Work instructions >>
Print every listing below verbatim, line by line, with nothing changed.

Element region listings:
----------------

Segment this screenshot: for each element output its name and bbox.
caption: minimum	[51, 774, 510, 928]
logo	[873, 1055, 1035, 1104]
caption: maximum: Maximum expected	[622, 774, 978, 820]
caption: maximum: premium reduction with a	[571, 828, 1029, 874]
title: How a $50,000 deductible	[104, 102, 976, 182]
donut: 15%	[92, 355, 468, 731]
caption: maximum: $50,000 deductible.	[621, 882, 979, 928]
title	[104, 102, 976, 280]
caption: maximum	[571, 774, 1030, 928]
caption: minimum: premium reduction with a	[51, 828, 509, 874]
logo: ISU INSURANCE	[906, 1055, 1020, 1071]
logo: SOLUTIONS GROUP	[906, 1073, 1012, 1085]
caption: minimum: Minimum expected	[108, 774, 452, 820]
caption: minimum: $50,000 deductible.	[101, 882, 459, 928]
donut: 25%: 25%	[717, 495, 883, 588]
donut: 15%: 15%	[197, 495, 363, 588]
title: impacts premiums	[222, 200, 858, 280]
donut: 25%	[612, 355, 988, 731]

----------------

The answer >>
Segment this screenshot: for each element output its name and bbox.
caption: minimum	[51, 774, 510, 928]
logo	[873, 1055, 1035, 1104]
caption: maximum: Maximum expected	[622, 774, 978, 820]
caption: maximum: premium reduction with a	[571, 828, 1029, 874]
title: How a $50,000 deductible	[104, 102, 976, 182]
donut: 15%	[92, 355, 468, 731]
caption: maximum: $50,000 deductible.	[621, 882, 979, 928]
title	[104, 102, 976, 280]
caption: maximum	[571, 774, 1030, 928]
caption: minimum: premium reduction with a	[51, 828, 509, 874]
logo: ISU INSURANCE	[906, 1055, 1020, 1071]
logo: SOLUTIONS GROUP	[906, 1073, 1012, 1085]
caption: minimum: Minimum expected	[108, 774, 452, 820]
caption: minimum: $50,000 deductible.	[101, 882, 459, 928]
donut: 25%: 25%	[717, 495, 883, 588]
donut: 15%: 15%	[197, 495, 363, 588]
title: impacts premiums	[222, 200, 858, 280]
donut: 25%	[612, 355, 988, 731]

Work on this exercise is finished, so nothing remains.